DO THIS:
Output the data below in full, character for character.

Records from a collection:
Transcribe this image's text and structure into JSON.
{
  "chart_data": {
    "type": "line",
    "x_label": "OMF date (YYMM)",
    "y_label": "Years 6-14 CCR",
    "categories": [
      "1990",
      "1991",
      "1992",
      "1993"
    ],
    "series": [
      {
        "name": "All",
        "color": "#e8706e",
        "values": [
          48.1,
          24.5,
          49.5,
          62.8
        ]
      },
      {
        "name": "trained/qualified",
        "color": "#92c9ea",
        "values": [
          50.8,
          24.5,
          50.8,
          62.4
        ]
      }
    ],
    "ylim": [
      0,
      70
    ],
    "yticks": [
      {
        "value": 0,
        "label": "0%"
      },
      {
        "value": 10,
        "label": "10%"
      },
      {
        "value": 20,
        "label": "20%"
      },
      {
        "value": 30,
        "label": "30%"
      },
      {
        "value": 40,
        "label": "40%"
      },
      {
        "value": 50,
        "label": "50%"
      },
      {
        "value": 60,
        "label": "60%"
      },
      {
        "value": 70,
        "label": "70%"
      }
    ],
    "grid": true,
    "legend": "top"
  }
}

ANSWER TO THE PROBLEM:
Transcribe this image's text and structure into JSON.
{
  "chart_data": {
    "type": "line",
    "x_label": "OMF date (YYMM)",
    "y_label": "Years 6-14 CCR",
    "categories": [
      "1990",
      "1991",
      "1992",
      "1993"
    ],
    "series": [
      {
        "name": "All",
        "color": "#e8706e",
        "values": [
          48.1,
          24.5,
          49.5,
          62.8
        ]
      },
      {
        "name": "trained/qualified",
        "color": "#92c9ea",
        "values": [
          50.8,
          24.5,
          50.8,
          62.4
        ]
      }
    ],
    "ylim": [
      0,
      70
    ],
    "yticks": [
      {
        "value": 0,
        "label": "0%"
      },
      {
        "value": 10,
        "label": "10%"
      },
      {
        "value": 20,
        "label": "20%"
      },
      {
        "value": 30,
        "label": "30%"
      },
      {
        "value": 40,
        "label": "40%"
      },
      {
        "value": 50,
        "label": "50%"
      },
      {
        "value": 60,
        "label": "60%"
      },
      {
        "value": 70,
        "label": "70%"
      }
    ],
    "grid": true,
    "legend": "top"
  }
}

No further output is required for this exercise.